Excerpts from a figure dataset:

— Begin —

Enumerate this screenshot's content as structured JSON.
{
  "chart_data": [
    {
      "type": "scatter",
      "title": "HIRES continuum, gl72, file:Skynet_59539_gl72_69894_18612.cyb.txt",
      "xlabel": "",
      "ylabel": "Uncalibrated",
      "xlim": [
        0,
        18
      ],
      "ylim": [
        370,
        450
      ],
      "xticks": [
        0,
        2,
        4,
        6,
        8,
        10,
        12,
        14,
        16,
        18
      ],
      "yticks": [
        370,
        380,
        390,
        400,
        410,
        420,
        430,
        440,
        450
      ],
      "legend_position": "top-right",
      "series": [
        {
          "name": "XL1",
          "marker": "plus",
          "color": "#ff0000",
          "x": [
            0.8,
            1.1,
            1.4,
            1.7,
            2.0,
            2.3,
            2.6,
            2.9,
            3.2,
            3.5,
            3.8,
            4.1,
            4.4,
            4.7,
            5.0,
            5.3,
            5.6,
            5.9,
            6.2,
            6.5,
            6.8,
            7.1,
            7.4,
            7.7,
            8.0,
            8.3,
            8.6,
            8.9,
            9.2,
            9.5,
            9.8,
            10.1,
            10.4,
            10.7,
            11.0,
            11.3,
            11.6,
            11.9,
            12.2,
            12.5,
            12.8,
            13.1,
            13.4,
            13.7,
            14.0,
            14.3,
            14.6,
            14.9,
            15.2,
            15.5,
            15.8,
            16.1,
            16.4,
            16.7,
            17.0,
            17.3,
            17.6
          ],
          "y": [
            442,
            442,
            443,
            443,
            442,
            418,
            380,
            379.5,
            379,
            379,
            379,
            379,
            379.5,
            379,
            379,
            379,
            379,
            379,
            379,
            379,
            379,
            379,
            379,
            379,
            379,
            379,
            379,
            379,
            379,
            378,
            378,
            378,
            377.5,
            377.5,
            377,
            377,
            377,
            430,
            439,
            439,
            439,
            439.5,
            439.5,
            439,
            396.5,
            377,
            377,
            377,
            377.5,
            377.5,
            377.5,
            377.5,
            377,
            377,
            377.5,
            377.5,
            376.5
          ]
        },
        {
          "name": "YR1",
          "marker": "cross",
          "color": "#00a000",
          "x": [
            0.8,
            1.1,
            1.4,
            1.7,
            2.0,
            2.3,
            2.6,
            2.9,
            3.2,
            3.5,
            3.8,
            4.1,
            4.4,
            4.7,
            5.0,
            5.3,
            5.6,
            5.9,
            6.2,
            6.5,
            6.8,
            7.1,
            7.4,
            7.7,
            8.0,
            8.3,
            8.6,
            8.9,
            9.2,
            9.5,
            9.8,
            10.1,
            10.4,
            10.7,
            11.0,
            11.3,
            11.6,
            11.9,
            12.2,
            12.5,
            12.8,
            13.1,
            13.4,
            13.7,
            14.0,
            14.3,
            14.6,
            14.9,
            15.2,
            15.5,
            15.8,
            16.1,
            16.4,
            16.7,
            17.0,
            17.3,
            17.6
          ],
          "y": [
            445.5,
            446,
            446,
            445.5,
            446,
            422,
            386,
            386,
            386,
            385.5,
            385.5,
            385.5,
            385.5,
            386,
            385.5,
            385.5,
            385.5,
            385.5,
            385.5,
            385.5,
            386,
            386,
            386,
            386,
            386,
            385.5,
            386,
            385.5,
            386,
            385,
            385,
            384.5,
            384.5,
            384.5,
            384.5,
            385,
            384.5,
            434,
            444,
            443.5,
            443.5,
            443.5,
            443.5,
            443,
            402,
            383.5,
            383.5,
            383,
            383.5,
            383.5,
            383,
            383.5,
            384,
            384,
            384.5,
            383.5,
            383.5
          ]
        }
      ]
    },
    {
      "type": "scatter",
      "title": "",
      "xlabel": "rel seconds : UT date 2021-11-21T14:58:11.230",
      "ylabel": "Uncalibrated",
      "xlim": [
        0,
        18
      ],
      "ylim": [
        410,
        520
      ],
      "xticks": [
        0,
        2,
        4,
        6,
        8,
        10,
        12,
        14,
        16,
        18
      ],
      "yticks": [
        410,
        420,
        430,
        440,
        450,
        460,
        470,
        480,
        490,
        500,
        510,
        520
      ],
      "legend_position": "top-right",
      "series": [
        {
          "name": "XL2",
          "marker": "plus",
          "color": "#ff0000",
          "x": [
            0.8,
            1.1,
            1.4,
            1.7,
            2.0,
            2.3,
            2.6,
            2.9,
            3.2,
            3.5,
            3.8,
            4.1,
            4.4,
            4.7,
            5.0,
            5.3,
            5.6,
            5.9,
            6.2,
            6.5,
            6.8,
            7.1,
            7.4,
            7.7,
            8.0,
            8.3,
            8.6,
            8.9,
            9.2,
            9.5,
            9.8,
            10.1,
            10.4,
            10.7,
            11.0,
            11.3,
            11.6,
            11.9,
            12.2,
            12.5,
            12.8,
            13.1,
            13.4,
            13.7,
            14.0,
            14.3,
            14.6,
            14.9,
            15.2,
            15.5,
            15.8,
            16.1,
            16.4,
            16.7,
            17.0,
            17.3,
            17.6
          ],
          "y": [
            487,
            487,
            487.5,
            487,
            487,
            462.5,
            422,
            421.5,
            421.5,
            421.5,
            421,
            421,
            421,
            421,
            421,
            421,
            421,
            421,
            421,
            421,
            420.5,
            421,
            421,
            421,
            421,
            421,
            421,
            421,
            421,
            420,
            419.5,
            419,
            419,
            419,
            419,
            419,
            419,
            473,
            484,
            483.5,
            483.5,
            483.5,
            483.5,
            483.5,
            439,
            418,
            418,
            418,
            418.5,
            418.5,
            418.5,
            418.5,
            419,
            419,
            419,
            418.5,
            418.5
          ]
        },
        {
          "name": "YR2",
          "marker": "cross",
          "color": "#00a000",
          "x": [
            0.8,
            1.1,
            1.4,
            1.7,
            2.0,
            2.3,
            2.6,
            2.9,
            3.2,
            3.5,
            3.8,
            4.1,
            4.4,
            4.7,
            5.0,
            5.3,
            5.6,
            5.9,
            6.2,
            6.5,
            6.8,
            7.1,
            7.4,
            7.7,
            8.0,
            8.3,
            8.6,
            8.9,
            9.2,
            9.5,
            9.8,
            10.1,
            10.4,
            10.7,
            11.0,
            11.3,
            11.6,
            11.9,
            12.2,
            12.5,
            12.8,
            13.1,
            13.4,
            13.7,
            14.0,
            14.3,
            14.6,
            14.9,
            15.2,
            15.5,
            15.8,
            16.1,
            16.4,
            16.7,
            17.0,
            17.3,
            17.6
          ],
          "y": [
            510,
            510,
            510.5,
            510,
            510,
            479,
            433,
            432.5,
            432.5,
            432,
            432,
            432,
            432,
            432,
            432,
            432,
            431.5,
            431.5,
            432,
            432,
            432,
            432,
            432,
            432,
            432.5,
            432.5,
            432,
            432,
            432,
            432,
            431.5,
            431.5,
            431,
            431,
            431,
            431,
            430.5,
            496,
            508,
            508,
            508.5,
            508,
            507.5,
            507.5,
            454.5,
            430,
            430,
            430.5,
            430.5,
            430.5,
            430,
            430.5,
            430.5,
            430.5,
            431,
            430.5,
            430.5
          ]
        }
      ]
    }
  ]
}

— End —

## GOAL
Search the listing above for the string "xlabel". Copy every line that contains it.

## RESULT
      "xlabel": "",
      "xlabel": "rel seconds : UT date 2021-11-21T14:58:11.230",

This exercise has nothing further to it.